Exercise task
Report, as a bare number, how many lines hold "Beneficiary".

Data items
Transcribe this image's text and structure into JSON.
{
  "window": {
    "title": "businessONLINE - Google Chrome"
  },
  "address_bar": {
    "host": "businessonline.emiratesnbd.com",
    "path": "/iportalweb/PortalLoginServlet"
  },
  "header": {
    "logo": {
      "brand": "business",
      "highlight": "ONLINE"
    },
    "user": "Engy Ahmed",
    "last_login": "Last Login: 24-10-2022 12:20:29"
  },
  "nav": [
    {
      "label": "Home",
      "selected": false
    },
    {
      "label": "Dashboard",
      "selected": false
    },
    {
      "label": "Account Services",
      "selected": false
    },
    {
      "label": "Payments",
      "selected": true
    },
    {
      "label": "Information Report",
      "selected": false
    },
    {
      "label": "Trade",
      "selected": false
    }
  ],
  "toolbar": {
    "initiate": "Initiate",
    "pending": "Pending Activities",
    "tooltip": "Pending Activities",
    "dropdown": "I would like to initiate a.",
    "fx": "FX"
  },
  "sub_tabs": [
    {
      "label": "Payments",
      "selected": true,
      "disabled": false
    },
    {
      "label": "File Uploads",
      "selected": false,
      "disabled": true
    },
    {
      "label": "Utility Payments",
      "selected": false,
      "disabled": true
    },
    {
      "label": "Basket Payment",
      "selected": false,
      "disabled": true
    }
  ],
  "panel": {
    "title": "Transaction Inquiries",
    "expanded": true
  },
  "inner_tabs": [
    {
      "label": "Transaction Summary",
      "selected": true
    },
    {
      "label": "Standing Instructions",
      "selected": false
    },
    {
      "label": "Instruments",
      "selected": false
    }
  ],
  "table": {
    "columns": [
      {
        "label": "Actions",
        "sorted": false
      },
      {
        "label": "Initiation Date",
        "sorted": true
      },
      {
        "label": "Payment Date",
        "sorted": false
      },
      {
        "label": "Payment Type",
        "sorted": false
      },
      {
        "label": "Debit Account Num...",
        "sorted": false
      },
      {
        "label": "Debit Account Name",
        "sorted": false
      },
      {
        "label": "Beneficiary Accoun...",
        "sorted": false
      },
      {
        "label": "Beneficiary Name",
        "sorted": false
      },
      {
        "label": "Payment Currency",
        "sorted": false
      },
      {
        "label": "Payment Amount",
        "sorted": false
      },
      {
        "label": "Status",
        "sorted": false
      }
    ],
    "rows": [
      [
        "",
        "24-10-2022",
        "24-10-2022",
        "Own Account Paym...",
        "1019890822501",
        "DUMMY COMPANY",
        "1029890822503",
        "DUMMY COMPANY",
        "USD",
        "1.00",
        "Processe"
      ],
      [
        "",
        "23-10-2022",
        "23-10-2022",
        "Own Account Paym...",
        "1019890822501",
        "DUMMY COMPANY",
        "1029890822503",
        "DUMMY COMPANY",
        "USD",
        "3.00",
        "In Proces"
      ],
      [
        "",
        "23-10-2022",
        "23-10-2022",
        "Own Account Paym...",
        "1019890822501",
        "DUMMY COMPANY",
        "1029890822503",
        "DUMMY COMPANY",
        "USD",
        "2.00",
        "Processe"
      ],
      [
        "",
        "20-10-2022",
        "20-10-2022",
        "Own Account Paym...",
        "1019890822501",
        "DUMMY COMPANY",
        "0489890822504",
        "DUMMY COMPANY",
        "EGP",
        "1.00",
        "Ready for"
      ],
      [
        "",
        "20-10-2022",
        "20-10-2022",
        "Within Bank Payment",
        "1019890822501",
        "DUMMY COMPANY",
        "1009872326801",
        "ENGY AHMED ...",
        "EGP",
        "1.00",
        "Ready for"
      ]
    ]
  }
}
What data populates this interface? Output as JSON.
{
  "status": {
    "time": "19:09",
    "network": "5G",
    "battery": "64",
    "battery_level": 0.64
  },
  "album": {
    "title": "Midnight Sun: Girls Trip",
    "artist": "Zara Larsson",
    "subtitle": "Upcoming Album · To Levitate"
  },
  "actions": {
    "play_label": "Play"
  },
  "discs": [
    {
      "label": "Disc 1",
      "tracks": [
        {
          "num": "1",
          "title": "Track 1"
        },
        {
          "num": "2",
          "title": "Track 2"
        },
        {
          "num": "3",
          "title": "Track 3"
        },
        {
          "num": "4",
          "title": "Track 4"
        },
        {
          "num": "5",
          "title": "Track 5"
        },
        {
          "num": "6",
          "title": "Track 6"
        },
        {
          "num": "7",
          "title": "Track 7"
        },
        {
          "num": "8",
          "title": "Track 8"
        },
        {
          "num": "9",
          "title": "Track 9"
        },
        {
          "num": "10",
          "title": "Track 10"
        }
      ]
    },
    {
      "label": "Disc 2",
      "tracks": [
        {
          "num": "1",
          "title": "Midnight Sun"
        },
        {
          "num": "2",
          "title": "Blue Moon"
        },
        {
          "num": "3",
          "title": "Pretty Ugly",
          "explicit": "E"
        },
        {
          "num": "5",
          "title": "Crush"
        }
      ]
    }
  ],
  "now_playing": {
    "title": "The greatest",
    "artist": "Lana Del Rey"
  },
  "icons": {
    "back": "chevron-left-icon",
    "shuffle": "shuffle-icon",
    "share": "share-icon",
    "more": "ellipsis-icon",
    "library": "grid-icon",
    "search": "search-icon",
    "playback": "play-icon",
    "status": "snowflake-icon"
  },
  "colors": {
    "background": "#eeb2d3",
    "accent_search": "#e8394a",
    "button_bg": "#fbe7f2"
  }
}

Solved exercise
2